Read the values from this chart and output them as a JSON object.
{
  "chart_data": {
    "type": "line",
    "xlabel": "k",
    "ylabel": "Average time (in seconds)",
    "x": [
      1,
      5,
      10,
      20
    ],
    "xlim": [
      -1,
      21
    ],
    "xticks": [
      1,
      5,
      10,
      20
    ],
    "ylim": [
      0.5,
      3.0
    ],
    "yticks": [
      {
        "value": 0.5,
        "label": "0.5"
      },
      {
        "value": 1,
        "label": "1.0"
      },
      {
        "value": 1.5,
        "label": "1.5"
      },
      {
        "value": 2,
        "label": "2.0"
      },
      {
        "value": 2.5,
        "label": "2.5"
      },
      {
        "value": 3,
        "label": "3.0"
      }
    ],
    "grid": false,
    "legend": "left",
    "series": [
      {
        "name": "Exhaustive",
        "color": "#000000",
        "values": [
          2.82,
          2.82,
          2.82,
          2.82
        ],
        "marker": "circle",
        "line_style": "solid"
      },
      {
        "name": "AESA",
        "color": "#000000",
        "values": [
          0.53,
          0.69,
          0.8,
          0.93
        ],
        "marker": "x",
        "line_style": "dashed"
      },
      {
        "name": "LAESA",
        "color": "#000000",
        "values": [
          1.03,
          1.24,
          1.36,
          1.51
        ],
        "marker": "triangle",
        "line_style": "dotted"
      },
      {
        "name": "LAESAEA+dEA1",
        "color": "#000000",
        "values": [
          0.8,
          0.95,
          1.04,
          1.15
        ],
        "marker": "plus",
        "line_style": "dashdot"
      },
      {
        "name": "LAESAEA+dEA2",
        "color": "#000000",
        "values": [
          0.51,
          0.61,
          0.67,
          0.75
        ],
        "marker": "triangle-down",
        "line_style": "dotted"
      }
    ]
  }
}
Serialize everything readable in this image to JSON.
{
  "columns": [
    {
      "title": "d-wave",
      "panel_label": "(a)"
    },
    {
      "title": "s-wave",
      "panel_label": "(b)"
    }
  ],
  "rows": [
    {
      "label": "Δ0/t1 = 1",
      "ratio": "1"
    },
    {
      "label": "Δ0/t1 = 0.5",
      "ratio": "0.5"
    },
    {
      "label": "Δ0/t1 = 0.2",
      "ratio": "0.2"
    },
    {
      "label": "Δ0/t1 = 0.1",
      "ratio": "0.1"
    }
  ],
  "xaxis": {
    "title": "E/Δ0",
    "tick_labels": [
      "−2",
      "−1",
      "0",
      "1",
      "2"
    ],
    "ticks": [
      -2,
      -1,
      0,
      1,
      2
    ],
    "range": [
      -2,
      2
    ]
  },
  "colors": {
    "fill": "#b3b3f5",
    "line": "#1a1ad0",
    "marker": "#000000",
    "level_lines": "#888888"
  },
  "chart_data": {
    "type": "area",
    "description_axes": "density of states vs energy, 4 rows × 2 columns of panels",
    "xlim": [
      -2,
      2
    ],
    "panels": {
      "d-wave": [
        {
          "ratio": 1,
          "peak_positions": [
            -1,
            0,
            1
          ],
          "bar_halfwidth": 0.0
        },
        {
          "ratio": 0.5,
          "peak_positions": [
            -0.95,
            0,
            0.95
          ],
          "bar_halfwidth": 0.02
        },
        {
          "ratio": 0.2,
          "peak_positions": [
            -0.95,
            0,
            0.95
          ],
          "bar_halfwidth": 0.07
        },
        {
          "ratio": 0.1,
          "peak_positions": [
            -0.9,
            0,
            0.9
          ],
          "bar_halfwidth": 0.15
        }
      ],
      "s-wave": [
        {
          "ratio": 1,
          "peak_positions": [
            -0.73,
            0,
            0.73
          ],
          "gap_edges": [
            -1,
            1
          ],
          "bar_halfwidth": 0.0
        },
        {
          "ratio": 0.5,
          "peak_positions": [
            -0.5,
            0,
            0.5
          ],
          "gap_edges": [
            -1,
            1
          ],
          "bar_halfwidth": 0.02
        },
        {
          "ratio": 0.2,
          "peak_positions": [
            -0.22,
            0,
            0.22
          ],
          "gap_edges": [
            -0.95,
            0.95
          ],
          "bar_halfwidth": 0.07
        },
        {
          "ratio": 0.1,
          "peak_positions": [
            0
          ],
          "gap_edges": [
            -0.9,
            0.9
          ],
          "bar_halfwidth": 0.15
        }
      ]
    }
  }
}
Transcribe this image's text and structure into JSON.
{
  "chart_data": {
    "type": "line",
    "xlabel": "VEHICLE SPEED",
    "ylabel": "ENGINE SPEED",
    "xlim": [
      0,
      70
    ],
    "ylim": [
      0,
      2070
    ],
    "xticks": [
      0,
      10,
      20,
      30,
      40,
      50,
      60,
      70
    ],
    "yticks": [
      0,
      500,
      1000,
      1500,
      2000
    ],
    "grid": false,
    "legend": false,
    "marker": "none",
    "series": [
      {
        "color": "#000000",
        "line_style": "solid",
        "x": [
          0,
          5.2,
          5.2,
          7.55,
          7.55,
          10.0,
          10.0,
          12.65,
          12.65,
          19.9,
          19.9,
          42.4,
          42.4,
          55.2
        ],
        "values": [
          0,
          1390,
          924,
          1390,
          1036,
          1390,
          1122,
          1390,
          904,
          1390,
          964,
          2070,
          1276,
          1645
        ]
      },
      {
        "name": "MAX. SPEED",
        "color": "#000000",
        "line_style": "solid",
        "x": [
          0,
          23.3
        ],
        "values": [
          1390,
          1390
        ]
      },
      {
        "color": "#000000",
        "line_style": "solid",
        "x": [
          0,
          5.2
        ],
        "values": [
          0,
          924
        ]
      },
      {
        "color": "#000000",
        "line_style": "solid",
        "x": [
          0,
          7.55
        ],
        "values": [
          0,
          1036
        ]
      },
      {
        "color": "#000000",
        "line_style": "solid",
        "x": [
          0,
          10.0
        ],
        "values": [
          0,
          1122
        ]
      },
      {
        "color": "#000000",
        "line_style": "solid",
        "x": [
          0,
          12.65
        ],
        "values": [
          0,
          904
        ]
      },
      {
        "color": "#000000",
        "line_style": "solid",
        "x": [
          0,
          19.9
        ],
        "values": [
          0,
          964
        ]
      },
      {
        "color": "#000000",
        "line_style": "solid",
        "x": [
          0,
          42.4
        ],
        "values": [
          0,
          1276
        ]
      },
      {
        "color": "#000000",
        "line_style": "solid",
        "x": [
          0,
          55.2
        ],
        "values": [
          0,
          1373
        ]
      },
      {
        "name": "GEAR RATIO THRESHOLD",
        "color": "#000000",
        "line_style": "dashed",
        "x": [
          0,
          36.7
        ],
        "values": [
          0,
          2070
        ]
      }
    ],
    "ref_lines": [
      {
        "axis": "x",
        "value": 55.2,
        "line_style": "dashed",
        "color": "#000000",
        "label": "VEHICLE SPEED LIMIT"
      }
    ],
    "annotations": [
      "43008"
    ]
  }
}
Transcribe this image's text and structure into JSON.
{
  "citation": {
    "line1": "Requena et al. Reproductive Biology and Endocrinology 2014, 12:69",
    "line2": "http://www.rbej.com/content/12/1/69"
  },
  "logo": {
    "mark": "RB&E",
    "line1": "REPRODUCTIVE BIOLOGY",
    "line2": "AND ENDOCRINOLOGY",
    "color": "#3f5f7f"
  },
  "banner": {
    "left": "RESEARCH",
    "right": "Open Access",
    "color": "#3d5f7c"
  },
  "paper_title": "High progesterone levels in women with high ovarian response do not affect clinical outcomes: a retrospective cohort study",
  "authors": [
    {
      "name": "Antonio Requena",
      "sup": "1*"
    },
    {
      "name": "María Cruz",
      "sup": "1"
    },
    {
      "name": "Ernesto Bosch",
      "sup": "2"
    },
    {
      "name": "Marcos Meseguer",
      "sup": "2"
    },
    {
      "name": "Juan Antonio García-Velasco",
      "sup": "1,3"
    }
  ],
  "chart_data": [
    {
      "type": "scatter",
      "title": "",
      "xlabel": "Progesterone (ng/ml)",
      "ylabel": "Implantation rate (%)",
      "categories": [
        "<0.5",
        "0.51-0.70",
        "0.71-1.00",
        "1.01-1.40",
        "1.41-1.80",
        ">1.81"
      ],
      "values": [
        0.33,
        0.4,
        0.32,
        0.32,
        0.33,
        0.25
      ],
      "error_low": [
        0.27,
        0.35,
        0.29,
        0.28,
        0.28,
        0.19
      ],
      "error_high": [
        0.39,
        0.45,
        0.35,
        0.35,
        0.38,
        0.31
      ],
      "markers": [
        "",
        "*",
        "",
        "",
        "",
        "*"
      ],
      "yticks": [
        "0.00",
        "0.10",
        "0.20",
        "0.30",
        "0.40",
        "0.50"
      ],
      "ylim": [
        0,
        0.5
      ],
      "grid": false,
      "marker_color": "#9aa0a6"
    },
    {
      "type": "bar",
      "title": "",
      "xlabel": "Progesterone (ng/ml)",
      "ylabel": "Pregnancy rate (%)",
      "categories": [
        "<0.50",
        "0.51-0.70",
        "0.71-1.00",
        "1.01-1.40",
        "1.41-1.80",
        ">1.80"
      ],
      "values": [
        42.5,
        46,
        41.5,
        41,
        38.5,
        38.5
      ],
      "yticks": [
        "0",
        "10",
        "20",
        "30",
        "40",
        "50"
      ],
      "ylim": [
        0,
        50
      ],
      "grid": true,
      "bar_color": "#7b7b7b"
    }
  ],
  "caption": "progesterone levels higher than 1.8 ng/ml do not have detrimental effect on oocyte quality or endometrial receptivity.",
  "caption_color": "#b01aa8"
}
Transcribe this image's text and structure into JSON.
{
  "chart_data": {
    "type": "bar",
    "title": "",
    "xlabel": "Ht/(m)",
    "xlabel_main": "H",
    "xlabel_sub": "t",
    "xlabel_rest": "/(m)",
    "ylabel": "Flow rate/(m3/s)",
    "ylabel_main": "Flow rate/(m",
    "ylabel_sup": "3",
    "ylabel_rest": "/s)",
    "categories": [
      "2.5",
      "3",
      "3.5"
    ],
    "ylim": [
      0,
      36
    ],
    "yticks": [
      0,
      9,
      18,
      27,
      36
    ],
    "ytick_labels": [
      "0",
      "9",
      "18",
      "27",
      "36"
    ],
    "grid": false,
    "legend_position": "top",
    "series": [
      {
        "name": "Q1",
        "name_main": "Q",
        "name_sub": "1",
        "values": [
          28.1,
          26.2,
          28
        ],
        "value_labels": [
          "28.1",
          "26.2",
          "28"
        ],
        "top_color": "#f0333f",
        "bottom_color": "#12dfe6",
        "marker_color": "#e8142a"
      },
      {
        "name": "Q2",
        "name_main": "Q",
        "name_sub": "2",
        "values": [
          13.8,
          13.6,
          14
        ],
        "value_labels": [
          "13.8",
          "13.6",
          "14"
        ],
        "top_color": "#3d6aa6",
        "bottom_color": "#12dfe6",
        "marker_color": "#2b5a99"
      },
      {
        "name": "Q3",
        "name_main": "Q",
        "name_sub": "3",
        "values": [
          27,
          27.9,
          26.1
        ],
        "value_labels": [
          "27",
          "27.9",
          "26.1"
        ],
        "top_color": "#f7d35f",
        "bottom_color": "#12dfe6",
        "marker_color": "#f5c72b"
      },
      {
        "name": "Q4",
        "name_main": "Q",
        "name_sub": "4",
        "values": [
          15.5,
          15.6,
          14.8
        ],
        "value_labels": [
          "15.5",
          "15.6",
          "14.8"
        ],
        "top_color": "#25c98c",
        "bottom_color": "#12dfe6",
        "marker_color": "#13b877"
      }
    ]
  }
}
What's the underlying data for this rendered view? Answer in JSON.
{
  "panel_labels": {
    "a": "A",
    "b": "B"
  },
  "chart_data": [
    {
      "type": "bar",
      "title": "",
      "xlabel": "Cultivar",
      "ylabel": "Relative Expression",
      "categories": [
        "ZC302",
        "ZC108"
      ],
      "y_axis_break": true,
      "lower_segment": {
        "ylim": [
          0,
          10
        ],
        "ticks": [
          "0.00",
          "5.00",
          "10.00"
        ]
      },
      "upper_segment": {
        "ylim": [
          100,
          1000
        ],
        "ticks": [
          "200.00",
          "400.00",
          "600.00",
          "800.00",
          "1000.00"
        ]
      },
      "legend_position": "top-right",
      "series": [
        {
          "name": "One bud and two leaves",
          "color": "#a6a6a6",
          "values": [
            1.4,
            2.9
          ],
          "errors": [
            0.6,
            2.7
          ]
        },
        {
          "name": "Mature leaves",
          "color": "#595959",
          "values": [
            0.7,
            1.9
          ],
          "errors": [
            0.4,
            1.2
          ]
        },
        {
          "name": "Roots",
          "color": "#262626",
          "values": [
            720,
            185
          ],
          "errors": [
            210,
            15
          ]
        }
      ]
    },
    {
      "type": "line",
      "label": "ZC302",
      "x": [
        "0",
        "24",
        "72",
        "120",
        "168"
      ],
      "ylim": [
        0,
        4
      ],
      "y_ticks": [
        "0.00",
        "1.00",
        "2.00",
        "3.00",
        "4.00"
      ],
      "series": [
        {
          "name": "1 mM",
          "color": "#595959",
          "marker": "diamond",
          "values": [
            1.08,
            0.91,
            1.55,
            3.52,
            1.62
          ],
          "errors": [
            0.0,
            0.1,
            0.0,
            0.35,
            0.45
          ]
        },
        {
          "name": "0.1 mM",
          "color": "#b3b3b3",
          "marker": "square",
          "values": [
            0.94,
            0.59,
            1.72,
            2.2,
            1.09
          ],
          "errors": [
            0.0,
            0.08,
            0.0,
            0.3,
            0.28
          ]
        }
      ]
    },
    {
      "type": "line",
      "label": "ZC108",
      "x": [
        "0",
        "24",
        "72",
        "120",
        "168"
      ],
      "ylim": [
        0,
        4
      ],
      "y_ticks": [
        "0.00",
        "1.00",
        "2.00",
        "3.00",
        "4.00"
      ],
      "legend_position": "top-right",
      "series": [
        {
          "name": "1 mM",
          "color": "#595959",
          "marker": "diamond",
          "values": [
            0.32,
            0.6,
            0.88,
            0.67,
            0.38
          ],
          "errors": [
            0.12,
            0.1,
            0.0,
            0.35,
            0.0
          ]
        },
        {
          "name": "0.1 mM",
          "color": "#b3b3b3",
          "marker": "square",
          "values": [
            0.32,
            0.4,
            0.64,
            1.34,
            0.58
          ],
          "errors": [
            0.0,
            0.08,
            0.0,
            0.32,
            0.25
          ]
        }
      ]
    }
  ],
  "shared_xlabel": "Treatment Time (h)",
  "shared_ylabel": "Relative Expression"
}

__Your goal__. Go through the data above and find the lines with the word "Flow". Copy each of those lines.

__Written answer__.
    "ylabel": "Flow rate/(m3/s)",
    "ylabel_main": "Flow rate/(m",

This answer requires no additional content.